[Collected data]

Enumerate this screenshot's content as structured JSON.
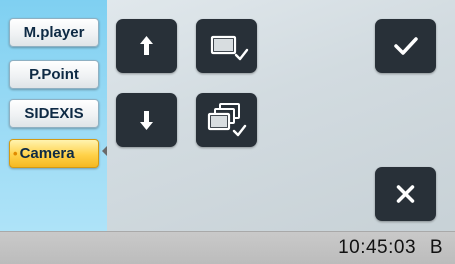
{
  "sidebar": {
    "items": [
      {
        "label": "M.player",
        "active": false
      },
      {
        "label": "P.Point",
        "active": false
      },
      {
        "label": "SIDEXIS",
        "active": false
      },
      {
        "label": "Camera",
        "active": true
      }
    ]
  },
  "controls": {
    "up_icon": "arrow-up-icon",
    "down_icon": "arrow-down-icon",
    "single_screen_icon": "single-screen-check-icon",
    "multi_screen_icon": "multi-screen-check-icon",
    "confirm_icon": "checkmark-icon",
    "close_icon": "close-icon"
  },
  "status": {
    "time": "10:45:03",
    "mode": "B"
  },
  "colors": {
    "sidebar_bg": "#8fd6f3",
    "active_item": "#ffd24a",
    "tile_bg": "#283038",
    "status_bg": "#c2c2c2"
  }
}
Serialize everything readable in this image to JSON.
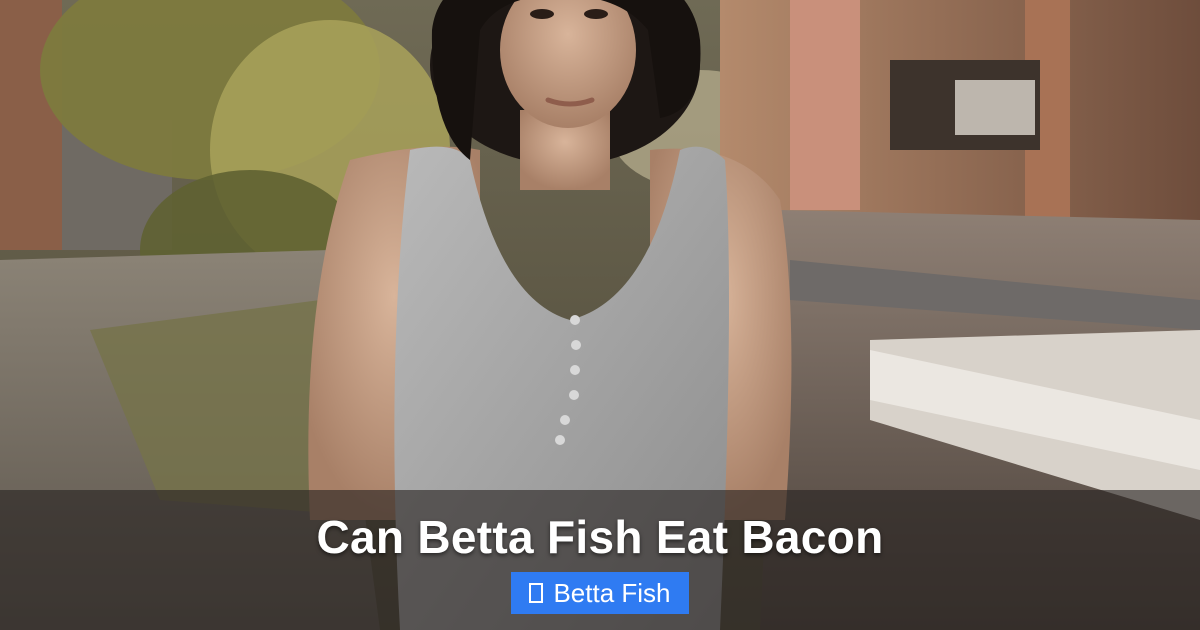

STATED GOAL: From the records given above, reproduce all text exactly and exclude each picture.

RESPONSE:
Enumerate this screenshot's content as structured JSON.
{
  "sidebar": {
    "items": [
      {
        "label": "M.player",
        "active": false
      },
      {
        "label": "P.Point",
        "active": false
      },
      {
        "label": "SIDEXIS",
        "active": false
      },
      {
        "label": "Camera",
        "active": true
      }
    ]
  },
  "controls": {
    "up_icon": "arrow-up-icon",
    "down_icon": "arrow-down-icon",
    "single_screen_icon": "single-screen-check-icon",
    "multi_screen_icon": "multi-screen-check-icon",
    "confirm_icon": "checkmark-icon",
    "close_icon": "close-icon"
  },
  "status": {
    "time": "10:45:03",
    "mode": "B"
  },
  "colors": {
    "sidebar_bg": "#8fd6f3",
    "active_item": "#ffd24a",
    "tile_bg": "#283038",
    "status_bg": "#c2c2c2"
  }
}
Serialize everything readable in this image to JSON.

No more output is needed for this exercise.